PROBLEM TO WORK ON: In the lines starting with the line containing "header-box: T53 Air" and going on through the line containing "consumption-label-line: 7,06 bbox=[316, 212, 360, 238]", swap "consumption-label-line" for "consumption-value-label" and give those lines again, with everything else unchanged.

DATASET ROWS:
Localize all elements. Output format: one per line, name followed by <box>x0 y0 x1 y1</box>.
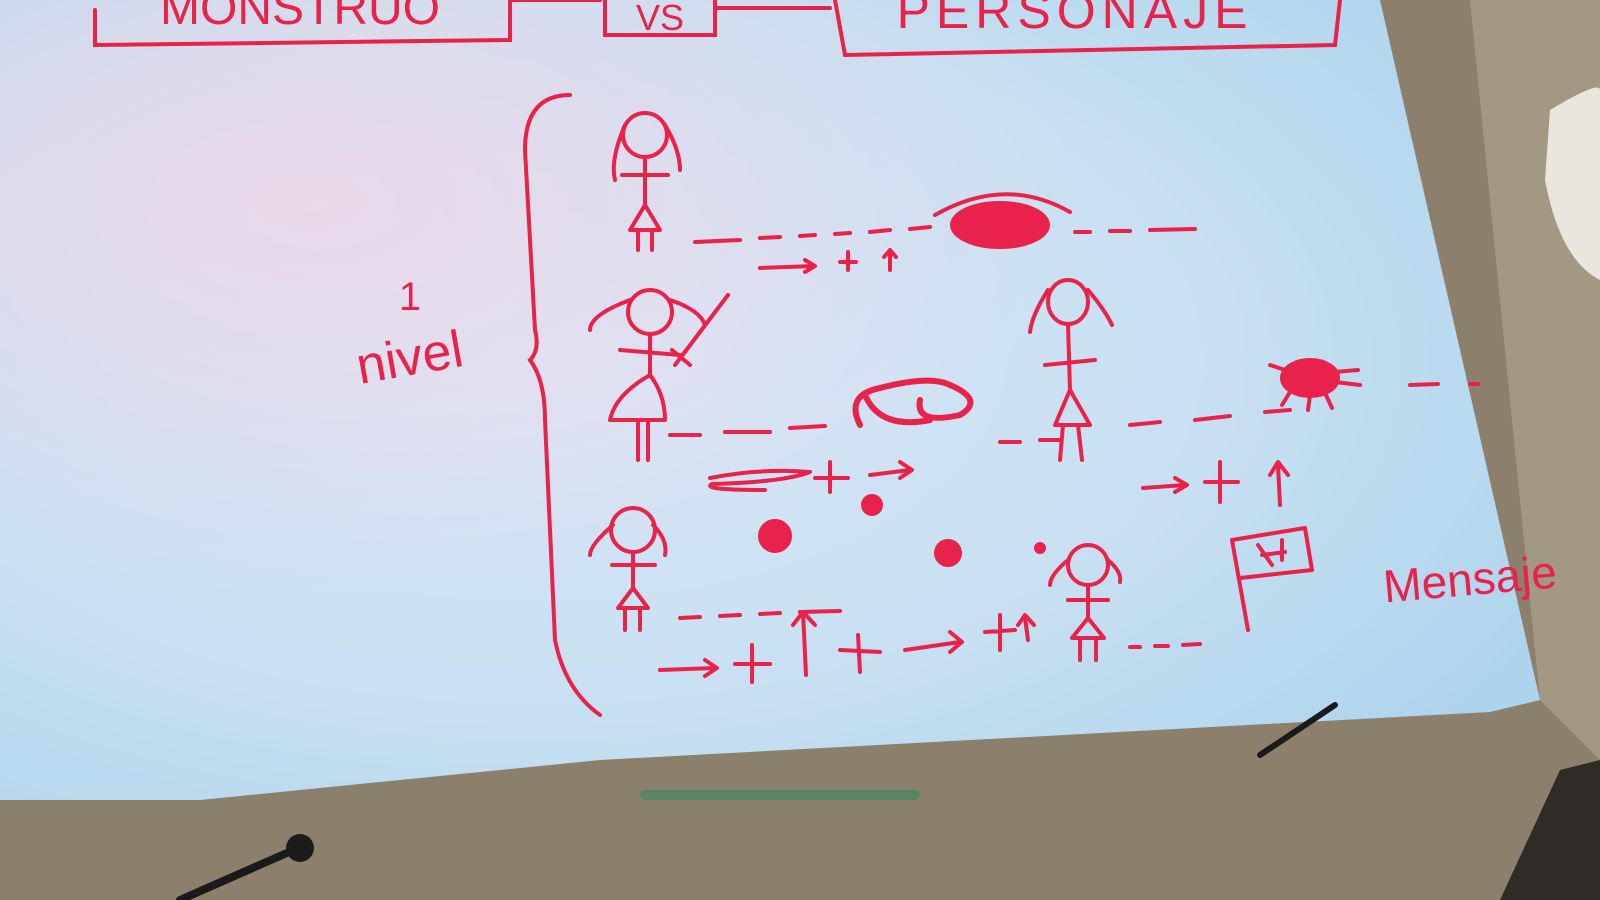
level-number: 1 <box>399 275 421 319</box>
title-personaje: PERSONAJE <box>897 0 1254 39</box>
green-marker-smudge <box>640 790 920 800</box>
title-monstruo: MONSTRUO <box>160 0 440 35</box>
dot-2 <box>936 541 960 565</box>
title-vs: VS <box>636 0 684 38</box>
dot-1 <box>760 521 790 551</box>
screw <box>286 834 314 862</box>
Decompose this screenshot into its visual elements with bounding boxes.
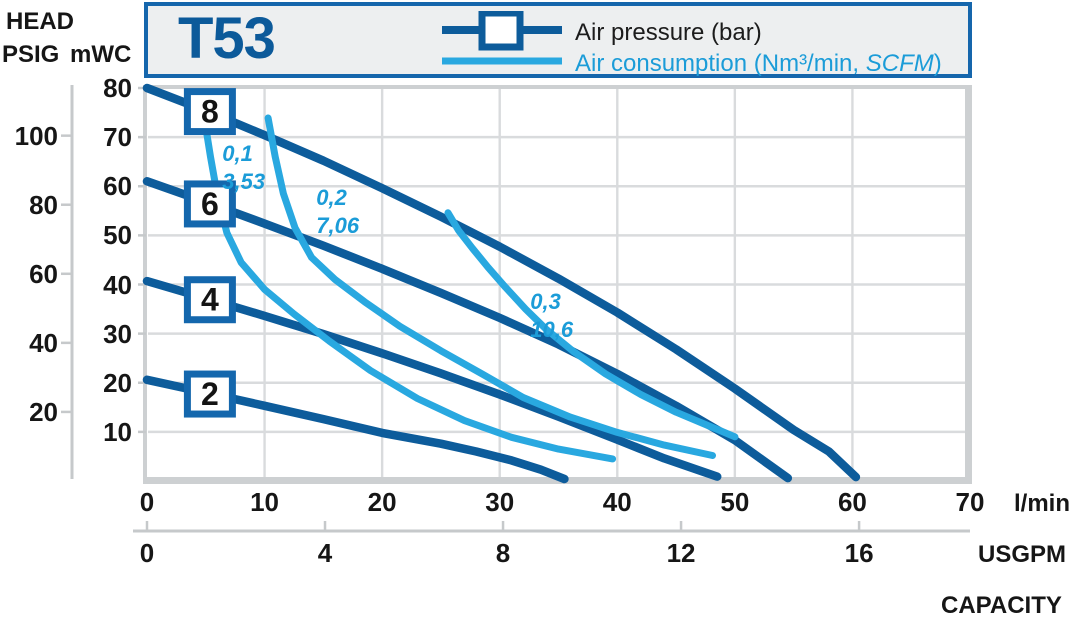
header-box: T53 Air pressure (bar) Air consumption (… bbox=[144, 2, 972, 78]
lmin-unit-label: l/min bbox=[1014, 490, 1071, 517]
consumption-label-line: 10,6 bbox=[530, 316, 574, 342]
consumption-label-line: 7,06 bbox=[316, 212, 360, 238]
pressure-badge-value-4: 4 bbox=[201, 282, 219, 318]
psig-tick-label: 40 bbox=[29, 327, 58, 358]
lmin-tick-label: 10 bbox=[250, 487, 280, 517]
lmin-tick-label: 0 bbox=[139, 487, 155, 517]
consumption-curve-label-consumption-01: 0,1 3,53 bbox=[222, 140, 265, 196]
mwc-tick-label: 80 bbox=[103, 73, 132, 103]
lmin-tick-label: 50 bbox=[720, 487, 750, 517]
capacity-label: CAPACITY bbox=[941, 592, 1062, 619]
legend-consumption-close: ) bbox=[933, 50, 942, 77]
usgpm-tick-label: 16 bbox=[844, 538, 874, 568]
usgpm-tick-label: 0 bbox=[139, 538, 155, 568]
psig-axis-title: PSIG bbox=[2, 41, 60, 68]
head-axis-title: HEAD bbox=[6, 8, 75, 35]
curve-consumption-03 bbox=[444, 209, 739, 441]
lmin-tick-label: 70 bbox=[955, 487, 985, 517]
usgpm-tick-label: 4 bbox=[317, 538, 333, 568]
pressure-badge-value-2: 2 bbox=[201, 376, 219, 412]
mwc-axis-title: mWC bbox=[70, 41, 132, 68]
psig-tick-label: 60 bbox=[29, 258, 58, 289]
pressure-badge-value-6: 6 bbox=[201, 186, 219, 222]
mwc-tick-label: 60 bbox=[103, 171, 132, 202]
pressure-badge-value-8: 8 bbox=[201, 94, 219, 130]
curve-pressure-6bar bbox=[142, 177, 793, 483]
psig-tick-label: 20 bbox=[29, 396, 58, 427]
usgpm-tick-label: 8 bbox=[495, 538, 511, 568]
consumption-curve-label-consumption-03: 0,3 10,6 bbox=[530, 288, 573, 344]
pressure-square-symbol bbox=[478, 11, 524, 51]
mwc-tick-label: 20 bbox=[103, 367, 132, 398]
legend-consumption-label: Air consumption (Nm³/min, SCFM) bbox=[575, 50, 942, 78]
lmin-tick-label: 30 bbox=[485, 487, 515, 517]
model-title: T53 bbox=[178, 6, 276, 71]
legend-consumption-scfm: SCFM bbox=[865, 50, 934, 77]
curve-pressure-4bar bbox=[142, 276, 722, 481]
legend-consumption-text: Air consumption (Nm³/min, bbox=[575, 50, 866, 77]
lmin-tick-label: 60 bbox=[837, 487, 867, 517]
consumption-label-line: 3,53 bbox=[222, 169, 266, 195]
pressure-badge-4 bbox=[183, 276, 236, 324]
curve-consumption-02 bbox=[264, 114, 716, 459]
usgpm-unit-label: USGPM bbox=[978, 541, 1067, 568]
pressure-badge-6 bbox=[183, 180, 236, 228]
legend-symbols bbox=[442, 11, 562, 65]
mwc-tick-label: 40 bbox=[103, 269, 132, 300]
mwc-tick-label: 30 bbox=[103, 318, 132, 349]
legend-pressure-label: Air pressure (bar) bbox=[575, 19, 762, 46]
mwc-tick-label: 70 bbox=[103, 122, 132, 153]
pressure-badge-2 bbox=[183, 370, 236, 418]
pressure-badge-8 bbox=[183, 88, 236, 136]
consumption-label-line: 0,3 bbox=[530, 288, 561, 314]
psig-tick-label: 80 bbox=[29, 189, 58, 220]
lmin-tick-label: 20 bbox=[367, 487, 397, 517]
usgpm-tick-label: 12 bbox=[666, 538, 696, 568]
mwc-tick-label: 50 bbox=[103, 220, 132, 251]
consumption-label-line: 0,1 bbox=[222, 141, 253, 167]
psig-tick-label: 100 bbox=[14, 120, 58, 151]
consumption-curve-label-consumption-02: 0,2 7,06 bbox=[316, 184, 359, 240]
lmin-tick-label: 40 bbox=[602, 487, 632, 517]
consumption-label-line: 0,2 bbox=[316, 184, 347, 210]
mwc-tick-label: 10 bbox=[103, 416, 132, 447]
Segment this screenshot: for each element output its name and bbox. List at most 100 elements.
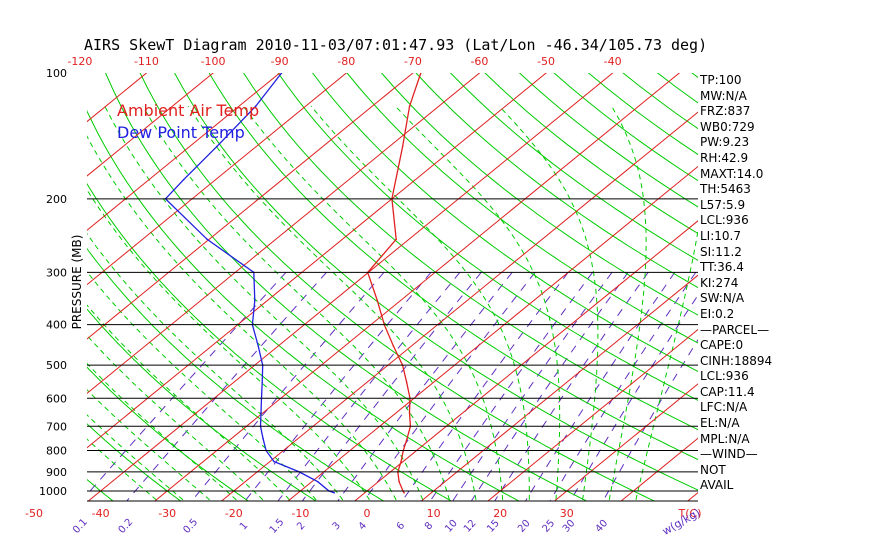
mixing-ratio-line — [337, 272, 513, 501]
stat-item: LI:10.7 — [700, 228, 741, 243]
legend-ambient-air-temp: Ambient Air Temp — [117, 101, 260, 120]
pressure-tick-label: 500 — [46, 359, 67, 372]
stat-item: NOT — [700, 462, 726, 477]
sounding-point — [262, 438, 264, 440]
mixing-ratio-line — [549, 272, 697, 501]
top-temp-tick-label: -60 — [470, 55, 488, 68]
bottom-temp-tick-label: 20 — [493, 507, 507, 520]
stat-item: TP:100 — [700, 73, 742, 87]
sounding-point — [261, 381, 264, 384]
dry-adiabat-line — [311, 73, 698, 372]
pressure-tick-label: 600 — [46, 392, 67, 405]
sounding-point — [406, 438, 408, 440]
isotherm-line — [287, 165, 698, 501]
mixing-ratio-label: 4 — [357, 520, 369, 532]
dry-adiabat-line — [0, 58, 46, 502]
stat-item: MPL:N/A — [700, 431, 750, 446]
mixing-ratio-line — [363, 272, 536, 501]
stability-index-list: TP:100 MW:N/A FRZ:837 WB0:729 PW:9.23 RH:42.9… — [700, 73, 772, 494]
stat-item: WB0:729 — [700, 119, 755, 134]
mixing-ratio-line — [602, 338, 698, 501]
mixing-ratio-label: 20 — [516, 518, 533, 535]
mixing-ratio-line — [429, 272, 593, 501]
sounding-point — [273, 460, 275, 463]
dry-adiabat-line — [277, 73, 698, 401]
isotherm-line — [87, 73, 614, 501]
top-temp-tick-label: -50 — [537, 55, 555, 68]
isotherm-line — [220, 111, 698, 501]
stat-item: EI:0.2 — [700, 306, 735, 321]
sounding-point — [257, 345, 260, 347]
sounding-point — [254, 299, 256, 302]
pressure-tick-label: 900 — [46, 466, 67, 479]
pressure-tick-label: 400 — [46, 319, 67, 332]
top-temp-tick-label: -110 — [134, 55, 159, 68]
isotherm-line — [87, 73, 281, 231]
pressure-tick-label: 300 — [46, 266, 67, 279]
bottom-temp-tick-label: -40 — [92, 507, 110, 520]
sounding-point — [333, 492, 336, 494]
top-temp-tick-label: -80 — [337, 55, 355, 68]
moist-adiabat-line — [498, 105, 599, 500]
isotherm-line — [420, 274, 698, 501]
sounding-point — [280, 73, 283, 74]
bottom-temp-tick-label: -30 — [158, 507, 176, 520]
pressure-tick-label: 1000 — [39, 485, 67, 498]
moist-adiabat-line — [87, 232, 344, 501]
stat-item: KI:274 — [700, 275, 739, 290]
mixing-ratio-label: 0.5 — [181, 517, 200, 536]
dry-adiabat-line — [773, 58, 870, 502]
bottom-temp-tick-label: 10 — [427, 507, 441, 520]
bottom-temp-tick-label: 0 — [364, 507, 371, 520]
sounding-point — [376, 299, 379, 302]
stat-item: AVAIL — [700, 478, 734, 493]
isotherm-line — [87, 73, 481, 395]
sounding-point — [408, 105, 411, 107]
isotherm-line — [0, 64, 25, 502]
dry-adiabat-line — [208, 73, 698, 461]
mixing-ratio-label: 8 — [423, 520, 435, 532]
pressure-tick-label: 800 — [46, 444, 67, 457]
dry-adiabat-line — [449, 73, 698, 261]
moist-adiabat-line — [142, 105, 450, 501]
moist-adiabat-line — [87, 270, 317, 501]
sounding-point — [182, 178, 185, 181]
stat-item: —WIND— — [700, 447, 758, 462]
sounding-point — [395, 238, 398, 241]
top-temp-tick-label: -40 — [604, 55, 622, 68]
mixing-ratio-line — [301, 272, 482, 501]
mixing-ratio-line — [87, 272, 287, 496]
sounding-point — [398, 480, 400, 483]
pressure-tick-label: 100 — [46, 67, 67, 80]
isotherm-line — [87, 73, 414, 340]
stat-item: TT:36.4 — [700, 260, 744, 275]
mixing-ratio-line — [401, 272, 569, 501]
temperature-unit-label: T(C) — [678, 507, 702, 520]
mixing-ratio-line — [569, 294, 698, 501]
bottom-temp-tick-label: -10 — [291, 507, 309, 520]
stat-item: L57:5.9 — [700, 197, 746, 212]
sounding-point — [405, 381, 408, 384]
dry-adiabat-line — [841, 58, 870, 502]
stat-item: MW:N/A — [700, 88, 747, 103]
isotherm-line — [87, 73, 348, 286]
chart-title: AIRS SkewT Diagram 2010-11-03/07:01:47.9… — [84, 36, 708, 54]
isotherm-line — [87, 73, 214, 177]
moist-adiabat-line — [635, 227, 698, 501]
dew-point-tempseries-line — [164, 73, 335, 494]
stat-item: PW:9.23 — [700, 135, 750, 150]
isotherm-line — [87, 73, 547, 449]
mixing-ratio-label: 15 — [485, 518, 502, 535]
top-temp-tick-label: -70 — [404, 55, 422, 68]
mixing-ratio-line — [524, 272, 676, 501]
stat-item: LCL:936 — [700, 213, 749, 228]
mixing-ratio-line — [277, 272, 461, 501]
stat-item: SW:N/A — [700, 291, 745, 306]
stat-item: TH:5463 — [700, 182, 751, 197]
moist-adiabat-line — [87, 135, 397, 501]
isotherm-line — [487, 328, 698, 501]
mixing-ratio-line — [470, 272, 629, 501]
bottom-temp-tick-label: 30 — [560, 507, 574, 520]
sounding-point — [420, 73, 422, 74]
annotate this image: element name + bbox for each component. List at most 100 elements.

SOLUTION TO THIS PROBLEM:
header-box: T53 Air pressure (bar) Air consumption (… bbox=[144, 2, 972, 78]
lmin-unit-label: l/min bbox=[1014, 490, 1071, 517]
consumption-value-label: 10,6 bbox=[530, 316, 574, 342]
consumption-value-label: 7,06 bbox=[316, 212, 360, 238]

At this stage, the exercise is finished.